• **TASK INSTRUCTIONS**
The entries below should be transcribed in their entirety, exactly as written.

• **THE INPUT**
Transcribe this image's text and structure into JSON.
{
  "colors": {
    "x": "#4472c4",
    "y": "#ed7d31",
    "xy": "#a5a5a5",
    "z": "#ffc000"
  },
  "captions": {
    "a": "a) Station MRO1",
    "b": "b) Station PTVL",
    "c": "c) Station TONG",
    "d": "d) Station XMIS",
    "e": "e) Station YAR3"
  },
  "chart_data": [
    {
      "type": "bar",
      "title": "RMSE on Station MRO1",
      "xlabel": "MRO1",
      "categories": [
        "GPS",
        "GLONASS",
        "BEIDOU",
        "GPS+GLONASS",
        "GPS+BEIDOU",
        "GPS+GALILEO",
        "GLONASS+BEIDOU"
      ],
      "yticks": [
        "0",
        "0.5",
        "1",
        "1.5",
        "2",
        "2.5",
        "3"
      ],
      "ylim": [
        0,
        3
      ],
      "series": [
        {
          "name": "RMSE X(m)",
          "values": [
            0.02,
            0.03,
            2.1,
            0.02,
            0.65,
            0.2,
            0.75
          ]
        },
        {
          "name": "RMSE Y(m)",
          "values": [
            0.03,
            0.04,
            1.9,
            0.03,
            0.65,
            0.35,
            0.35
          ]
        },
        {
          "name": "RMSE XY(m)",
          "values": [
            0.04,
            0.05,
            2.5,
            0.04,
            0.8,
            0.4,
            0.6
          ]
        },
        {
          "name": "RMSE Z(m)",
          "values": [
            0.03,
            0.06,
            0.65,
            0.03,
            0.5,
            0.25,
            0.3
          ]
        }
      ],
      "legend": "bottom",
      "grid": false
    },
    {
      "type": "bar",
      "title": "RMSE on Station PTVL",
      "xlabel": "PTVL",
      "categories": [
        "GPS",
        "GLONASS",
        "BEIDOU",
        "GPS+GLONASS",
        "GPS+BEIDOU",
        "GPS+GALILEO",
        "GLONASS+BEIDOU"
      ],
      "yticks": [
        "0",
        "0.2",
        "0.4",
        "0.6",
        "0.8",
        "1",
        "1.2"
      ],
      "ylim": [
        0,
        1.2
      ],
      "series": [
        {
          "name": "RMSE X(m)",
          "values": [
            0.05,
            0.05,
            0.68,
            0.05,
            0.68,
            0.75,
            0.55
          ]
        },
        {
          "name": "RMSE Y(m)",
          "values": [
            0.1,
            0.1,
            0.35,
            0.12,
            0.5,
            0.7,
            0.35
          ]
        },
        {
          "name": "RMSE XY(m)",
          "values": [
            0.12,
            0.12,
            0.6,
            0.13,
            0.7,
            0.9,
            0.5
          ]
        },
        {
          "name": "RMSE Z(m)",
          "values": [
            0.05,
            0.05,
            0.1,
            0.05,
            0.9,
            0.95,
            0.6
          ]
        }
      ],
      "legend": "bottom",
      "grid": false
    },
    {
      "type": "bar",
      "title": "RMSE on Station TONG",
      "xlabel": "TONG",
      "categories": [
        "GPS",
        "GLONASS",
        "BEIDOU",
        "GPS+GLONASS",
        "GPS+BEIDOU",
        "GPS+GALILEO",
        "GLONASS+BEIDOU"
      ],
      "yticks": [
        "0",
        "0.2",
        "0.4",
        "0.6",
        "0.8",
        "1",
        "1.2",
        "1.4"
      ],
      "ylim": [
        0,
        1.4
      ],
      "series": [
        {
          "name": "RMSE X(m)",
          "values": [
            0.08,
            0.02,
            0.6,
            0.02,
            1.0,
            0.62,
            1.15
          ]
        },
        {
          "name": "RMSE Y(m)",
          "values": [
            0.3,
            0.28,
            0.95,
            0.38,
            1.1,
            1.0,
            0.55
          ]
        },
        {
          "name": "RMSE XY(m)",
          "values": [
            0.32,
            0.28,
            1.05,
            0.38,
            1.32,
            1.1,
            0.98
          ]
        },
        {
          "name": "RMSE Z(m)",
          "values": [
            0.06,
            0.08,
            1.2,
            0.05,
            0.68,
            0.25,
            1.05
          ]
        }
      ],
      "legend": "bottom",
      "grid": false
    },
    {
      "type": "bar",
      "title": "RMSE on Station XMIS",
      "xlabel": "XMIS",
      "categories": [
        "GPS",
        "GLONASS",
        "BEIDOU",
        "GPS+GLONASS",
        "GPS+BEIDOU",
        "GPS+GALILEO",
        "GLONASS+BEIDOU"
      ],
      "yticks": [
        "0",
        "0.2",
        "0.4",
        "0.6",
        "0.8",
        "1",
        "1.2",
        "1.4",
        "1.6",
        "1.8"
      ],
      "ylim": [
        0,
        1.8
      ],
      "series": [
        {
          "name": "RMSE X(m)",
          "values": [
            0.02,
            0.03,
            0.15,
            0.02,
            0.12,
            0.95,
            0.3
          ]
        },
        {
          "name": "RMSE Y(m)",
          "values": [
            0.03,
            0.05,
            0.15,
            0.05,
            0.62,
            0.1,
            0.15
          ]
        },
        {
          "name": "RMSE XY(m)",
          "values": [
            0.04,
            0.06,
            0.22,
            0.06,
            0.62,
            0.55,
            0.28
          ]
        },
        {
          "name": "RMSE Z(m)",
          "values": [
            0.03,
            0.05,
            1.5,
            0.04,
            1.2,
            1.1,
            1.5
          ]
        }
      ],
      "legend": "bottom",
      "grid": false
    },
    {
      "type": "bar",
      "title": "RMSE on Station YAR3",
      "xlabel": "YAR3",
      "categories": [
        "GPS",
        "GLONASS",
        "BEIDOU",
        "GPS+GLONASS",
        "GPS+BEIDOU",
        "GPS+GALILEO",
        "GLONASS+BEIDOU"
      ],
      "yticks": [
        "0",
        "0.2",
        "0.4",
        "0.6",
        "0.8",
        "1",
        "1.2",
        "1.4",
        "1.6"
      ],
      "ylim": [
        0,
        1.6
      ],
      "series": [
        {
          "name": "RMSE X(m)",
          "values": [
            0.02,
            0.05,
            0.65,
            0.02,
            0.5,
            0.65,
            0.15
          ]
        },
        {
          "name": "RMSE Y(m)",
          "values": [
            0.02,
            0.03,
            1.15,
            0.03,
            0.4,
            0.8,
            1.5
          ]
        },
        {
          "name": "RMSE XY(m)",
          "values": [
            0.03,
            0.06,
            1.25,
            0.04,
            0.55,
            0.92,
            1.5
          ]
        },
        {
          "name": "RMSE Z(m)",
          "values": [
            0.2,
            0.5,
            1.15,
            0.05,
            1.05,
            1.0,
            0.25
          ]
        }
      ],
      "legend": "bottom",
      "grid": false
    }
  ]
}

• **TASK SOLUTION**
Transcribe this image's text and structure into JSON.
{
  "colors": {
    "x": "#4472c4",
    "y": "#ed7d31",
    "xy": "#a5a5a5",
    "z": "#ffc000"
  },
  "captions": {
    "a": "a) Station MRO1",
    "b": "b) Station PTVL",
    "c": "c) Station TONG",
    "d": "d) Station XMIS",
    "e": "e) Station YAR3"
  },
  "chart_data": [
    {
      "type": "bar",
      "title": "RMSE on Station MRO1",
      "xlabel": "MRO1",
      "categories": [
        "GPS",
        "GLONASS",
        "BEIDOU",
        "GPS+GLONASS",
        "GPS+BEIDOU",
        "GPS+GALILEO",
        "GLONASS+BEIDOU"
      ],
      "yticks": [
        "0",
        "0.5",
        "1",
        "1.5",
        "2",
        "2.5",
        "3"
      ],
      "ylim": [
        0,
        3
      ],
      "series": [
        {
          "name": "RMSE X(m)",
          "values": [
            0.02,
            0.03,
            2.1,
            0.02,
            0.65,
            0.2,
            0.75
          ]
        },
        {
          "name": "RMSE Y(m)",
          "values": [
            0.03,
            0.04,
            1.9,
            0.03,
            0.65,
            0.35,
            0.35
          ]
        },
        {
          "name": "RMSE XY(m)",
          "values": [
            0.04,
            0.05,
            2.5,
            0.04,
            0.8,
            0.4,
            0.6
          ]
        },
        {
          "name": "RMSE Z(m)",
          "values": [
            0.03,
            0.06,
            0.65,
            0.03,
            0.5,
            0.25,
            0.3
          ]
        }
      ],
      "legend": "bottom",
      "grid": false
    },
    {
      "type": "bar",
      "title": "RMSE on Station PTVL",
      "xlabel": "PTVL",
      "categories": [
        "GPS",
        "GLONASS",
        "BEIDOU",
        "GPS+GLONASS",
        "GPS+BEIDOU",
        "GPS+GALILEO",
        "GLONASS+BEIDOU"
      ],
      "yticks": [
        "0",
        "0.2",
        "0.4",
        "0.6",
        "0.8",
        "1",
        "1.2"
      ],
      "ylim": [
        0,
        1.2
      ],
      "series": [
        {
          "name": "RMSE X(m)",
          "values": [
            0.05,
            0.05,
            0.68,
            0.05,
            0.68,
            0.75,
            0.55
          ]
        },
        {
          "name": "RMSE Y(m)",
          "values": [
            0.1,
            0.1,
            0.35,
            0.12,
            0.5,
            0.7,
            0.35
          ]
        },
        {
          "name": "RMSE XY(m)",
          "values": [
            0.12,
            0.12,
            0.6,
            0.13,
            0.7,
            0.9,
            0.5
          ]
        },
        {
          "name": "RMSE Z(m)",
          "values": [
            0.05,
            0.05,
            0.1,
            0.05,
            0.9,
            0.95,
            0.6
          ]
        }
      ],
      "legend": "bottom",
      "grid": false
    },
    {
      "type": "bar",
      "title": "RMSE on Station TONG",
      "xlabel": "TONG",
      "categories": [
        "GPS",
        "GLONASS",
        "BEIDOU",
        "GPS+GLONASS",
        "GPS+BEIDOU",
        "GPS+GALILEO",
        "GLONASS+BEIDOU"
      ],
      "yticks": [
        "0",
        "0.2",
        "0.4",
        "0.6",
        "0.8",
        "1",
        "1.2",
        "1.4"
      ],
      "ylim": [
        0,
        1.4
      ],
      "series": [
        {
          "name": "RMSE X(m)",
          "values": [
            0.08,
            0.02,
            0.6,
            0.02,
            1.0,
            0.62,
            1.15
          ]
        },
        {
          "name": "RMSE Y(m)",
          "values": [
            0.3,
            0.28,
            0.95,
            0.38,
            1.1,
            1.0,
            0.55
          ]
        },
        {
          "name": "RMSE XY(m)",
          "values": [
            0.32,
            0.28,
            1.05,
            0.38,
            1.32,
            1.1,
            0.98
          ]
        },
        {
          "name": "RMSE Z(m)",
          "values": [
            0.06,
            0.08,
            1.2,
            0.05,
            0.68,
            0.25,
            1.05
          ]
        }
      ],
      "legend": "bottom",
      "grid": false
    },
    {
      "type": "bar",
      "title": "RMSE on Station XMIS",
      "xlabel": "XMIS",
      "categories": [
        "GPS",
        "GLONASS",
        "BEIDOU",
        "GPS+GLONASS",
        "GPS+BEIDOU",
        "GPS+GALILEO",
        "GLONASS+BEIDOU"
      ],
      "yticks": [
        "0",
        "0.2",
        "0.4",
        "0.6",
        "0.8",
        "1",
        "1.2",
        "1.4",
        "1.6",
        "1.8"
      ],
      "ylim": [
        0,
        1.8
      ],
      "series": [
        {
          "name": "RMSE X(m)",
          "values": [
            0.02,
            0.03,
            0.15,
            0.02,
            0.12,
            0.95,
            0.3
          ]
        },
        {
          "name": "RMSE Y(m)",
          "values": [
            0.03,
            0.05,
            0.15,
            0.05,
            0.62,
            0.1,
            0.15
          ]
        },
        {
          "name": "RMSE XY(m)",
          "values": [
            0.04,
            0.06,
            0.22,
            0.06,
            0.62,
            0.55,
            0.28
          ]
        },
        {
          "name": "RMSE Z(m)",
          "values": [
            0.03,
            0.05,
            1.5,
            0.04,
            1.2,
            1.1,
            1.5
          ]
        }
      ],
      "legend": "bottom",
      "grid": false
    },
    {
      "type": "bar",
      "title": "RMSE on Station YAR3",
      "xlabel": "YAR3",
      "categories": [
        "GPS",
        "GLONASS",
        "BEIDOU",
        "GPS+GLONASS",
        "GPS+BEIDOU",
        "GPS+GALILEO",
        "GLONASS+BEIDOU"
      ],
      "yticks": [
        "0",
        "0.2",
        "0.4",
        "0.6",
        "0.8",
        "1",
        "1.2",
        "1.4",
        "1.6"
      ],
      "ylim": [
        0,
        1.6
      ],
      "series": [
        {
          "name": "RMSE X(m)",
          "values": [
            0.02,
            0.05,
            0.65,
            0.02,
            0.5,
            0.65,
            0.15
          ]
        },
        {
          "name": "RMSE Y(m)",
          "values": [
            0.02,
            0.03,
            1.15,
            0.03,
            0.4,
            0.8,
            1.5
          ]
        },
        {
          "name": "RMSE XY(m)",
          "values": [
            0.03,
            0.06,
            1.25,
            0.04,
            0.55,
            0.92,
            1.5
          ]
        },
        {
          "name": "RMSE Z(m)",
          "values": [
            0.2,
            0.5,
            1.15,
            0.05,
            1.05,
            1.0,
            0.25
          ]
        }
      ],
      "legend": "bottom",
      "grid": false
    }
  ]
}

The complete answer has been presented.